Your objective » Output all the entries word for word. Omit the pictures.

Dataset excerpt
# # # #
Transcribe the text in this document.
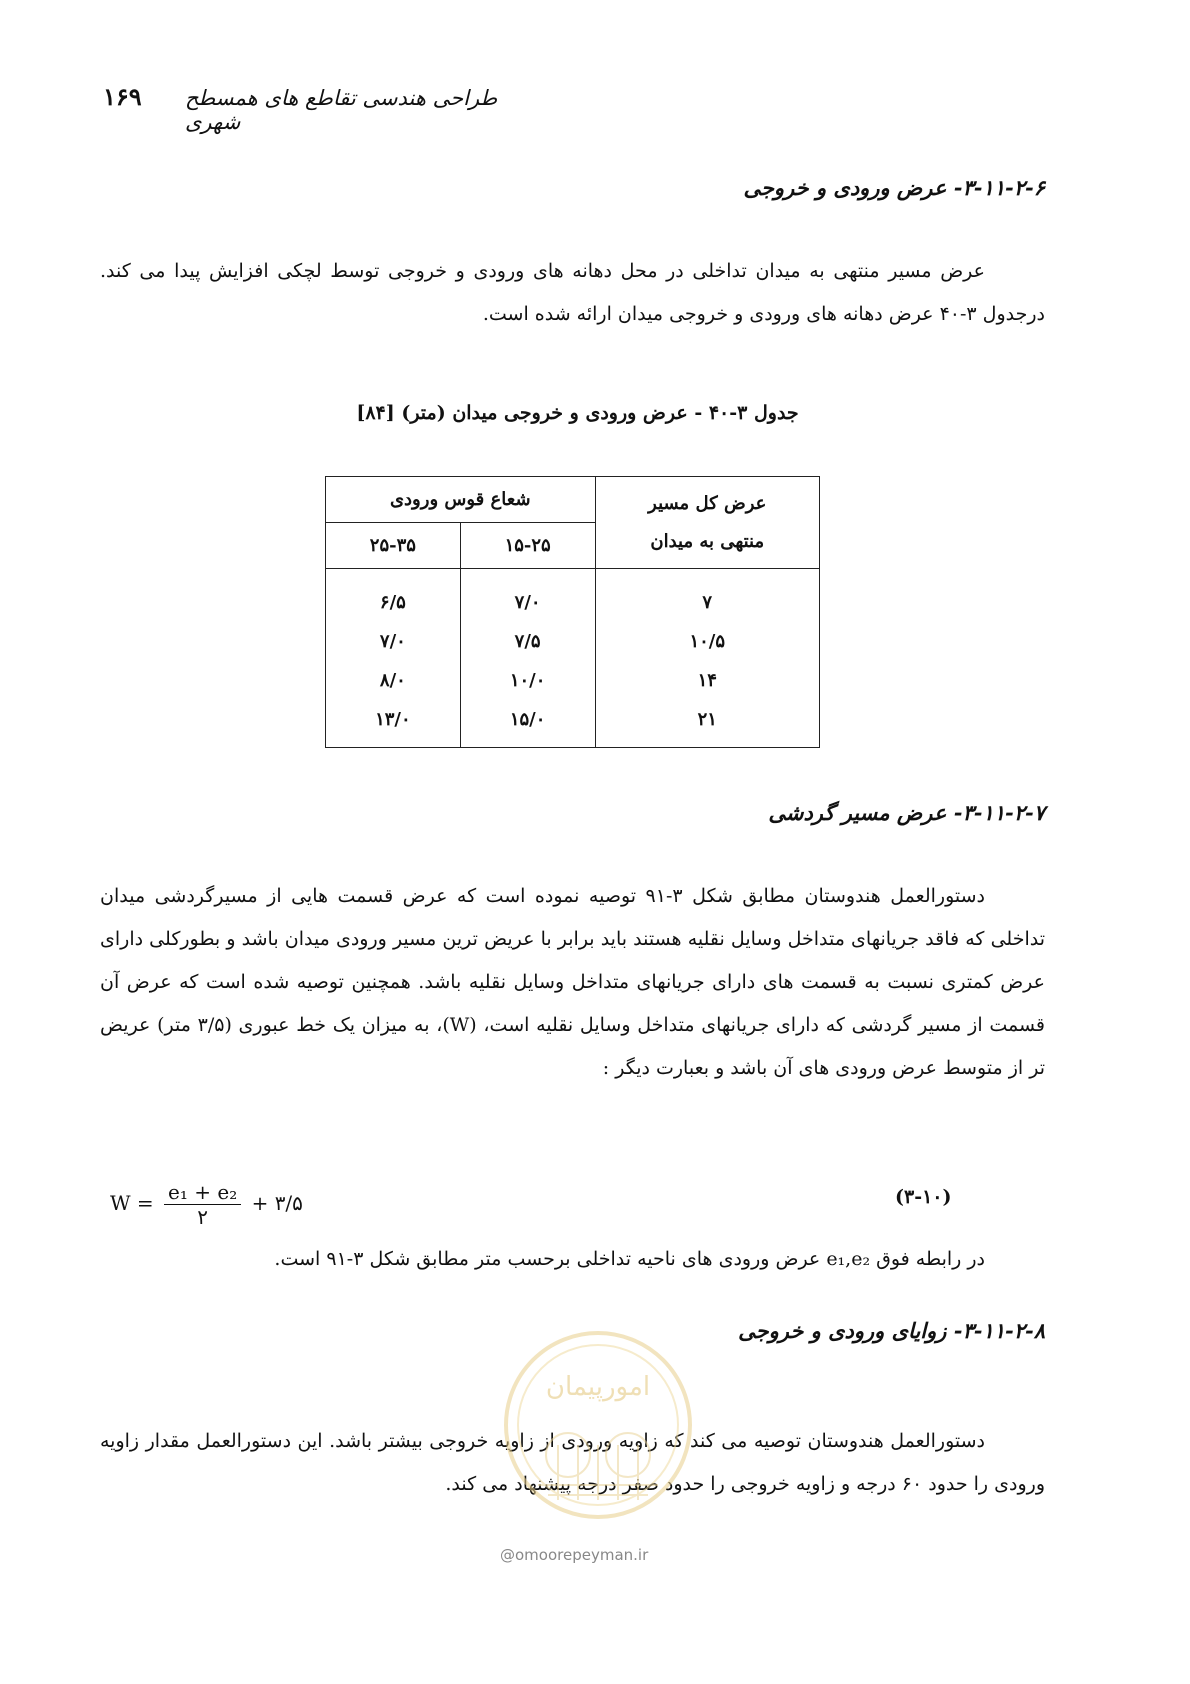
۱۶۹ طراحی هندسی تقاطع های همسطح شهری
۳-۱۱-۲-۶- عرض ورودی و خروجی

عرض مسیر منتهی به میدان تداخلی در محل دهانه های ورودی و خروجی توسط لچکی افزایش پیدا می کند. درجدول ۳-۴۰ عرض دهانه های ورودی و خروجی میدان ارائه شده است.

جدول ۳-۴۰ - عرض ورودی و خروجی میدان (متر) [۸۴]
عرض کل مسیر
منتهی به میدان	شعاع قوس ورودی	
	۱۵-۲۵	۲۵-۳۵
۷	۷/۰	۶/۵
۱۰/۵	۷/۵	۷/۰
۱۴	۱۰/۰	۸/۰
۲۱	۱۵/۰	۱۳/۰
۳-۱۱-۲-۷- عرض مسیر گردشی

دستورالعمل هندوستان مطابق شکل ۳-۹۱ توصیه نموده است که عرض قسمت هایی از مسیرگردشی میدان تداخلی که فاقد جریانهای متداخل وسایل نقلیه هستند باید برابر با عریض ترین مسیر ورودی میدان باشد و بطورکلی دارای عرض کمتری نسبت به قسمت های دارای جریانهای متداخل وسایل نقلیه باشد. همچنین توصیه شده است که عرض آن قسمت از مسیر گردشی که دارای جریانهای متداخل وسایل نقلیه است، (W)، به میزان یک خط عبوری (۳/۵ متر) عریض تر از متوسط عرض ورودی های آن باشد و بعبارت دیگر :

$W = \frac{\text{e₁ + e₂}}{۲}$ + ۳/۵	(۳-۱۰)

در رابطه فوق e₁,e₂ عرض ورودی های ناحیه تداخلی برحسب متر مطابق شکل ۳-۹۱ است.

۳-۱۱-۲-۸- زوایای ورودی و خروجی

دستورالعمل هندوستان توصیه می کند که زاویه ورودی از زاویه خروجی بیشتر باشد. این دستورالعمل مقدار زاویه ورودی را حدود ۶۰ درجه و زاویه خروجی را حدود صفر درجه پیشنهاد می کند.

امورپیمان
@omoorepeyman.ir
# # # #
Exercise result »
Transcribe the text in this document.
۱۶۹ طراحی هندسی تقاطع های همسطح شهری
۳-۱۱-۲-۶- عرض ورودی و خروجی

عرض مسیر منتهی به میدان تداخلی در محل دهانه های ورودی و خروجی توسط لچکی افزایش پیدا می کند. درجدول ۳-۴۰ عرض دهانه های ورودی و خروجی میدان ارائه شده است.

جدول ۳-۴۰ - عرض ورودی و خروجی میدان (متر) [۸۴]
عرض کل مسیر
منتهی به میدان	شعاع قوس ورودی	
	۱۵-۲۵	۲۵-۳۵
۷	۷/۰	۶/۵
۱۰/۵	۷/۵	۷/۰
۱۴	۱۰/۰	۸/۰
۲۱	۱۵/۰	۱۳/۰
۳-۱۱-۲-۷- عرض مسیر گردشی

دستورالعمل هندوستان مطابق شکل ۳-۹۱ توصیه نموده است که عرض قسمت هایی از مسیرگردشی میدان تداخلی که فاقد جریانهای متداخل وسایل نقلیه هستند باید برابر با عریض ترین مسیر ورودی میدان باشد و بطورکلی دارای عرض کمتری نسبت به قسمت های دارای جریانهای متداخل وسایل نقلیه باشد. همچنین توصیه شده است که عرض آن قسمت از مسیر گردشی که دارای جریانهای متداخل وسایل نقلیه است، (W)، به میزان یک خط عبوری (۳/۵ متر) عریض تر از متوسط عرض ورودی های آن باشد و بعبارت دیگر :

$W = \frac{\text{e₁ + e₂}}{۲}$ + ۳/۵	(۳-۱۰)

در رابطه فوق e₁,e₂ عرض ورودی های ناحیه تداخلی برحسب متر مطابق شکل ۳-۹۱ است.

۳-۱۱-۲-۸- زوایای ورودی و خروجی

دستورالعمل هندوستان توصیه می کند که زاویه ورودی از زاویه خروجی بیشتر باشد. این دستورالعمل مقدار زاویه ورودی را حدود ۶۰ درجه و زاویه خروجی را حدود صفر درجه پیشنهاد می کند.

امورپیمان
@omoorepeyman.ir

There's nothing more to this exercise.